REQUEST
Go through the listing below and list every line with "selecting".

[BEGIN]

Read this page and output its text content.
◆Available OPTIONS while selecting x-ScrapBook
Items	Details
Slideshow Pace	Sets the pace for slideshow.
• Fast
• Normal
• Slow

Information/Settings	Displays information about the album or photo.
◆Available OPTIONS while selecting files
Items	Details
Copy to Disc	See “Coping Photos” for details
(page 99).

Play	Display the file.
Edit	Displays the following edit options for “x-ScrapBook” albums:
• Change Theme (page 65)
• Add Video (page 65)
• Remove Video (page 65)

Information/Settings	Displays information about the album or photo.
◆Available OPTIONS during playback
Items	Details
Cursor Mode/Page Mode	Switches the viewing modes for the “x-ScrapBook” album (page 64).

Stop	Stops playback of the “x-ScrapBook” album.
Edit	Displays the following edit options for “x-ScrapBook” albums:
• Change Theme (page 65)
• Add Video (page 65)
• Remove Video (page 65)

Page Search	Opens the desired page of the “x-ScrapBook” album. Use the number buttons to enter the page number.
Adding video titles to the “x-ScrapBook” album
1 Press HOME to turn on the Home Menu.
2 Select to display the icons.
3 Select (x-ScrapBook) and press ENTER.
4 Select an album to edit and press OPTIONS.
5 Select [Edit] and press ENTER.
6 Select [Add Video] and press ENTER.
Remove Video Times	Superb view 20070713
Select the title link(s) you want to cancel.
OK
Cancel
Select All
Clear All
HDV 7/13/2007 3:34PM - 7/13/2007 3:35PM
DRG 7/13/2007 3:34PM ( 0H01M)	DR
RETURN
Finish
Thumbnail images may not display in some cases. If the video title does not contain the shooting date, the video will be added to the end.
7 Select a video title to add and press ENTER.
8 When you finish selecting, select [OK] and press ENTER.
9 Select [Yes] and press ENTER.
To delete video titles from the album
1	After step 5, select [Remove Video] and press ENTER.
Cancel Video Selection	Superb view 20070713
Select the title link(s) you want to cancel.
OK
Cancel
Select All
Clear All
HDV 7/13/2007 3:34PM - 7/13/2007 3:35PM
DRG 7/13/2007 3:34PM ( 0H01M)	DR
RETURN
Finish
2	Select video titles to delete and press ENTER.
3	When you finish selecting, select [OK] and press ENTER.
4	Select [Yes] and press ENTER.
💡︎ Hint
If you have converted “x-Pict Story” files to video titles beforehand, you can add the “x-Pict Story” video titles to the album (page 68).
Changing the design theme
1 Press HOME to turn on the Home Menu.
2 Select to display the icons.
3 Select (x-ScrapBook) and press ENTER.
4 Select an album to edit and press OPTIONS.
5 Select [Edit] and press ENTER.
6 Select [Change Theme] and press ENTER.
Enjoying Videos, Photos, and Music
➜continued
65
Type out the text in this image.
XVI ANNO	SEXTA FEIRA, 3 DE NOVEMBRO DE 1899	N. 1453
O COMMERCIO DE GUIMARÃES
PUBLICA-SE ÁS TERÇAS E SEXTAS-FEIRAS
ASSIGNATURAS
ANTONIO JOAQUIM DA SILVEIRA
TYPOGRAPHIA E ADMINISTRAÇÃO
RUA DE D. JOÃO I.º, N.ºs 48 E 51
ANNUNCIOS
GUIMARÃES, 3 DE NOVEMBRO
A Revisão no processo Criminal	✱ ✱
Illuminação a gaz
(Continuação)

[END]

ANSWER TO THE PROBLEM
◆Available OPTIONS while selecting x-ScrapBook
◆Available OPTIONS while selecting files
8 When you finish selecting, select [OK] and press ENTER.
3	When you finish selecting, select [OK] and press ENTER.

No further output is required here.